start

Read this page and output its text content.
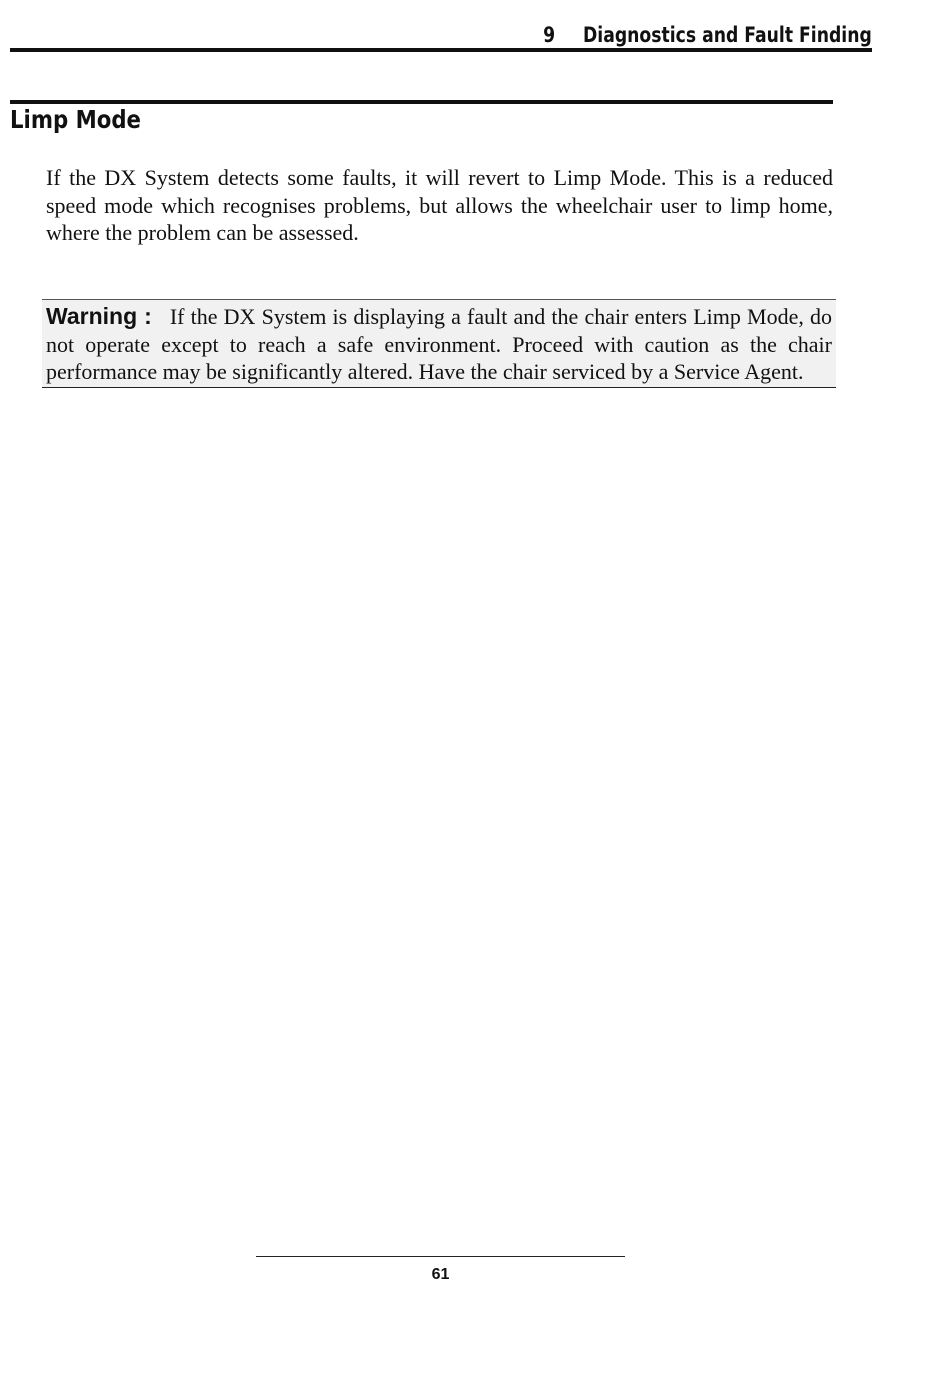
9 Diagnostics and Fault Finding
Limp Mode

If the DX System detects some faults, it will revert to Limp Mode. This is a reduced speed mode which recognises problems, but allows the wheelchair user to limp home, where the problem can be assessed.

Warning : If the DX System is displaying a fault and the chair enters Limp Mode, do not operate except to reach a safe environment. Proceed with caution as the chair performance may be significantly altered. Have the chair serviced by a Service Agent.
61
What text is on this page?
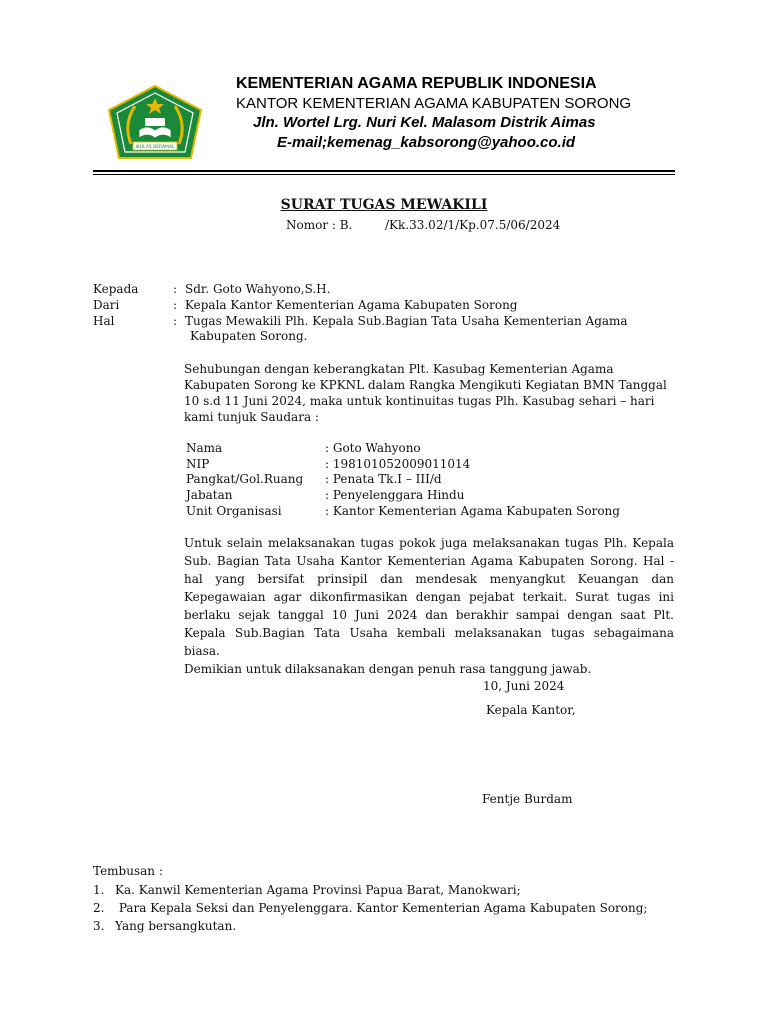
IKHLAS BERAMAL
KEMENTERIAN AGAMA REPUBLIK INDONESIA
KANTOR KEMENTERIAN AGAMA KABUPATEN SORONG
Jln. Wortel Lrg. Nuri Kel. Malasom Distrik Aimas
E-mail;kemenag_kabsorong@yahoo.co.id
SURAT TUGAS MEWAKILI
Nomor : B.	/Kk.33.02/1/Kp.07.5/06/2024
Kepada	: Sdr. Goto Wahyono,S.H.
Dari	: Kepala Kantor Kementerian Agama Kabupaten Sorong
Hal	: Tugas Mewakili Plh. Kepala Sub.Bagian Tata Usaha Kementerian Agama
Kabupaten Sorong.
Sehubungan dengan keberangkatan Plt. Kasubag Kementerian Agama
Kabupaten Sorong ke KPKNL dalam Rangka Mengikuti Kegiatan BMN Tanggal
10 s.d 11 Juni 2024, maka untuk kontinuitas tugas Plh. Kasubag sehari – hari
kami tunjuk Saudara :
Nama	: Goto Wahyono
NIP	: 198101052009011014
Pangkat/Gol.Ruang : Penata Tk.I – III/d
Jabatan	: Penyelenggara Hindu
Unit Organisasi	: Kantor Kementerian Agama Kabupaten Sorong

Untuk selain melaksanakan tugas pokok juga melaksanakan tugas Plh. Kepala Sub. Bagian Tata Usaha Kantor Kementerian Agama Kabupaten Sorong. Hal - hal yang bersifat prinsipil dan mendesak menyangkut Keuangan dan Kepegawaian agar dikonfirmasikan dengan pejabat terkait. Surat tugas ini berlaku sejak tanggal 10 Juni 2024 dan berakhir sampai dengan saat Plt. Kepala Sub.Bagian Tata Usaha kembali melaksanakan tugas sebagaimana biasa.

Demikian untuk dilaksanakan dengan penuh rasa tanggung jawab.

10, Juni 2024
Kepala Kantor,
Fentje Burdam
Tembusan :
1. Ka. Kanwil Kementerian Agama Provinsi Papua Barat, Manokwari;
2. Para Kepala Seksi dan Penyelenggara. Kantor Kementerian Agama Kabupaten Sorong;
3. Yang bersangkutan.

end

The records above must be echoed exactly, minus their pictures.

* [Answer to this problem]
Read this page and output its text content.
9 Diagnostics and Fault Finding
Limp Mode

If the DX System detects some faults, it will revert to Limp Mode. This is a reduced speed mode which recognises problems, but allows the wheelchair user to limp home, where the problem can be assessed.

Warning : If the DX System is displaying a fault and the chair enters Limp Mode, do not operate except to reach a safe environment. Proceed with caution as the chair performance may be significantly altered. Have the chair serviced by a Service Agent.
61
What text is on this page?
IKHLAS BERAMAL
KEMENTERIAN AGAMA REPUBLIK INDONESIA
KANTOR KEMENTERIAN AGAMA KABUPATEN SORONG
Jln. Wortel Lrg. Nuri Kel. Malasom Distrik Aimas
E-mail;kemenag_kabsorong@yahoo.co.id
SURAT TUGAS MEWAKILI
Nomor : B.	/Kk.33.02/1/Kp.07.5/06/2024
Kepada	: Sdr. Goto Wahyono,S.H.
Dari	: Kepala Kantor Kementerian Agama Kabupaten Sorong
Hal	: Tugas Mewakili Plh. Kepala Sub.Bagian Tata Usaha Kementerian Agama
Kabupaten Sorong.
Sehubungan dengan keberangkatan Plt. Kasubag Kementerian Agama
Kabupaten Sorong ke KPKNL dalam Rangka Mengikuti Kegiatan BMN Tanggal
10 s.d 11 Juni 2024, maka untuk kontinuitas tugas Plh. Kasubag sehari – hari
kami tunjuk Saudara :
Nama	: Goto Wahyono
NIP	: 198101052009011014
Pangkat/Gol.Ruang : Penata Tk.I – III/d
Jabatan	: Penyelenggara Hindu
Unit Organisasi	: Kantor Kementerian Agama Kabupaten Sorong

Untuk selain melaksanakan tugas pokok juga melaksanakan tugas Plh. Kepala Sub. Bagian Tata Usaha Kantor Kementerian Agama Kabupaten Sorong. Hal - hal yang bersifat prinsipil dan mendesak menyangkut Keuangan dan Kepegawaian agar dikonfirmasikan dengan pejabat terkait. Surat tugas ini berlaku sejak tanggal 10 Juni 2024 dan berakhir sampai dengan saat Plt. Kepala Sub.Bagian Tata Usaha kembali melaksanakan tugas sebagaimana biasa.

Demikian untuk dilaksanakan dengan penuh rasa tanggung jawab.

10, Juni 2024
Kepala Kantor,
Fentje Burdam
Tembusan :
1. Ka. Kanwil Kementerian Agama Provinsi Papua Barat, Manokwari;
2. Para Kepala Seksi dan Penyelenggara. Kantor Kementerian Agama Kabupaten Sorong;
3. Yang bersangkutan.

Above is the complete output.